▶ [Task description]:
Can you write out the whole listing exactly?

Stored records
☆ ☆ ☆

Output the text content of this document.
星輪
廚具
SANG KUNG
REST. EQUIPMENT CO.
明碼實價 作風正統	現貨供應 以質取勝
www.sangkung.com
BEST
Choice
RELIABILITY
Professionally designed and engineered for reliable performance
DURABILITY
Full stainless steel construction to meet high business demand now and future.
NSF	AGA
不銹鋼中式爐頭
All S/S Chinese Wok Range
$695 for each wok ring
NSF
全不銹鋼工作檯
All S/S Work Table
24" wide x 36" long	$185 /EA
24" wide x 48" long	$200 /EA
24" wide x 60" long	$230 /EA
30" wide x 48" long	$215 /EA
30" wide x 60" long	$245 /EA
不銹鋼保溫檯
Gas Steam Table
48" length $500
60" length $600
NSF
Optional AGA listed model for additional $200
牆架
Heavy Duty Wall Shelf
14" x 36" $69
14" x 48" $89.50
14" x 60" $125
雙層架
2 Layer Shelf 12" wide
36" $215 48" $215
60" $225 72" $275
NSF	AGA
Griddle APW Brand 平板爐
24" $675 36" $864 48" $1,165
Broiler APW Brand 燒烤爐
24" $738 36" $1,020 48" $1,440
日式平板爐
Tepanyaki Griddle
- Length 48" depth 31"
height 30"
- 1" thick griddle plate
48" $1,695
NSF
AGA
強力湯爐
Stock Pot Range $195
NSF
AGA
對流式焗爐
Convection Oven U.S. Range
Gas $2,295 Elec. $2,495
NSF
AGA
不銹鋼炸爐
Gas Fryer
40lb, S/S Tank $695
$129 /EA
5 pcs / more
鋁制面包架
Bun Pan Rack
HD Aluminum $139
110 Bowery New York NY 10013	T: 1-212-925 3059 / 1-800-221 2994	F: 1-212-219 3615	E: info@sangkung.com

☆ ☆ ☆

▶ [Written solution]:
Output the text content of this document.
星輪
廚具
SANG KUNG
REST. EQUIPMENT CO.
明碼實價 作風正統	現貨供應 以質取勝
www.sangkung.com
BEST
Choice
RELIABILITY
Professionally designed and engineered for reliable performance
DURABILITY
Full stainless steel construction to meet high business demand now and future.
NSF	AGA
不銹鋼中式爐頭
All S/S Chinese Wok Range
$695 for each wok ring
NSF
全不銹鋼工作檯
All S/S Work Table
24" wide x 36" long	$185 /EA
24" wide x 48" long	$200 /EA
24" wide x 60" long	$230 /EA
30" wide x 48" long	$215 /EA
30" wide x 60" long	$245 /EA
不銹鋼保溫檯
Gas Steam Table
48" length $500
60" length $600
NSF
Optional AGA listed model for additional $200
牆架
Heavy Duty Wall Shelf
14" x 36" $69
14" x 48" $89.50
14" x 60" $125
雙層架
2 Layer Shelf 12" wide
36" $215 48" $215
60" $225 72" $275
NSF	AGA
Griddle APW Brand 平板爐
24" $675 36" $864 48" $1,165
Broiler APW Brand 燒烤爐
24" $738 36" $1,020 48" $1,440
日式平板爐
Tepanyaki Griddle
- Length 48" depth 31"
height 30"
- 1" thick griddle plate
48" $1,695
NSF
AGA
強力湯爐
Stock Pot Range $195
NSF
AGA
對流式焗爐
Convection Oven U.S. Range
Gas $2,295 Elec. $2,495
NSF
AGA
不銹鋼炸爐
Gas Fryer
40lb, S/S Tank $695
$129 /EA
5 pcs / more
鋁制面包架
Bun Pan Rack
HD Aluminum $139
110 Bowery New York NY 10013	T: 1-212-925 3059 / 1-800-221 2994	F: 1-212-219 3615	E: info@sangkung.com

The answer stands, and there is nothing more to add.